■ Written task: Identify the lines holding "RENCONTRE" and copy them.

◇ ◇ ◇ ◇

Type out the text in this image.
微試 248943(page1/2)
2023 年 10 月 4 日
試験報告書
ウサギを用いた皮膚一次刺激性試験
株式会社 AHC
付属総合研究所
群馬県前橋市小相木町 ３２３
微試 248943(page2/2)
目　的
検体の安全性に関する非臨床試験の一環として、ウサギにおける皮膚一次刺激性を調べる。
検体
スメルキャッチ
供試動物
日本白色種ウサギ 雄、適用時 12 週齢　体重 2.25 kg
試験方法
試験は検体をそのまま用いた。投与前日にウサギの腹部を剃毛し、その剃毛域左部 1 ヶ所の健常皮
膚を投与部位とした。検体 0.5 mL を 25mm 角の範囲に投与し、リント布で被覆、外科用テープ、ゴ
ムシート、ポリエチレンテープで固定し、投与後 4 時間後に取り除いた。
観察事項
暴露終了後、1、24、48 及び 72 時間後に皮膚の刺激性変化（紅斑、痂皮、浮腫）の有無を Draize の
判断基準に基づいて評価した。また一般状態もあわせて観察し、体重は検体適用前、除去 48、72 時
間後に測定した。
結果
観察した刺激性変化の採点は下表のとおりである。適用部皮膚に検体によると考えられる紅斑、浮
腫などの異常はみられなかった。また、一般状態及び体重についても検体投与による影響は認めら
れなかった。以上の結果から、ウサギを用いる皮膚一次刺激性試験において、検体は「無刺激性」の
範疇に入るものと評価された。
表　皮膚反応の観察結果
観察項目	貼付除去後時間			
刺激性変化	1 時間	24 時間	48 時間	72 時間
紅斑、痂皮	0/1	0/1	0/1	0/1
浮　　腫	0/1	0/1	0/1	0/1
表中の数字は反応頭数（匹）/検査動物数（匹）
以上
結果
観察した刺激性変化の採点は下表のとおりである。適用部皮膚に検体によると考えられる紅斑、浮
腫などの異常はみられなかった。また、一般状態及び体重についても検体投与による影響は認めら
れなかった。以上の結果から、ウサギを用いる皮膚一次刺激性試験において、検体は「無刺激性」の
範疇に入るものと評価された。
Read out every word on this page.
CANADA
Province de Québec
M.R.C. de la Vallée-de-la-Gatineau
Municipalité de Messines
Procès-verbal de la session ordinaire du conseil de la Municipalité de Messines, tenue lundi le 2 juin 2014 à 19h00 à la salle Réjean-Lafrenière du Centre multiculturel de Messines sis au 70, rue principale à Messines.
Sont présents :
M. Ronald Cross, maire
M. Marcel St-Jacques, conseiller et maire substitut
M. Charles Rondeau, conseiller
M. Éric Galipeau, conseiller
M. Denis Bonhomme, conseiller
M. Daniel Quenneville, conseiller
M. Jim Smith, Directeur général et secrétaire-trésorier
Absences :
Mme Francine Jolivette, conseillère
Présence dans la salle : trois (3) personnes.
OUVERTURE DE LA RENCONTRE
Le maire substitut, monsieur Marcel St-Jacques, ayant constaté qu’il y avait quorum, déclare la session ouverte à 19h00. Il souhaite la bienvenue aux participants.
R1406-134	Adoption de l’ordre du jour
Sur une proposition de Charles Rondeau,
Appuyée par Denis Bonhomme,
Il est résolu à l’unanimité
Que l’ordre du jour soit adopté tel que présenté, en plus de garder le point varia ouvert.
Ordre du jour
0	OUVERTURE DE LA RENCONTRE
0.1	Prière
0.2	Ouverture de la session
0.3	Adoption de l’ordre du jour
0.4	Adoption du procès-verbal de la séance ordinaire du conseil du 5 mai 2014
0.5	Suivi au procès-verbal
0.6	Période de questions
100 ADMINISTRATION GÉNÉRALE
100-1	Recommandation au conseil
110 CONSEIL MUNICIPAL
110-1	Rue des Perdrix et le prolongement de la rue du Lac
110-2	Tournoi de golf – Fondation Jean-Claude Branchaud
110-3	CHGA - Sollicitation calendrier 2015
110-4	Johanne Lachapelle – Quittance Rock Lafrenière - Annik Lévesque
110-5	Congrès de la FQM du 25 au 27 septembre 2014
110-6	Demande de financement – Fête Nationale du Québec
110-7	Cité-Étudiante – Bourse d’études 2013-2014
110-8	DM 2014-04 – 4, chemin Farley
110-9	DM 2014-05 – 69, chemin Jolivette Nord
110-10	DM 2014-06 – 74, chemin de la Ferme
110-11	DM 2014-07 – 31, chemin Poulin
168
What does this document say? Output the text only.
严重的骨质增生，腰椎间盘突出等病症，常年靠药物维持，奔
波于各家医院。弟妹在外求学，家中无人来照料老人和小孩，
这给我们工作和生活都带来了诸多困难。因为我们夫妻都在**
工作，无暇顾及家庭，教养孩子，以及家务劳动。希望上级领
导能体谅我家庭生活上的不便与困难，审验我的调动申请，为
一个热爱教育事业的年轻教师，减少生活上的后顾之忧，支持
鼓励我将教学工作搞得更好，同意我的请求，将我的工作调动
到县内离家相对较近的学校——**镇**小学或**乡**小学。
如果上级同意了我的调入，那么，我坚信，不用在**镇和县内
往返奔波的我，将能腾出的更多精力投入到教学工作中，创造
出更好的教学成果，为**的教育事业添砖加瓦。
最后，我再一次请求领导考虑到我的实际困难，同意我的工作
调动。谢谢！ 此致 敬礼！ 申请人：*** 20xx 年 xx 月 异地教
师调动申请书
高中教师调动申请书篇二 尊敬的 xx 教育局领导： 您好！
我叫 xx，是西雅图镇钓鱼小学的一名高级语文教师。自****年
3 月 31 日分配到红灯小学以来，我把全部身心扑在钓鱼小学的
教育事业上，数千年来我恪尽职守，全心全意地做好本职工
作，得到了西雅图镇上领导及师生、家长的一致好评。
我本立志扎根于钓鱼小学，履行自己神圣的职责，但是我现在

◇ ◇ ◇ ◇

■ Problem solution:
OUVERTURE DE LA RENCONTRE
0	OUVERTURE DE LA RENCONTRE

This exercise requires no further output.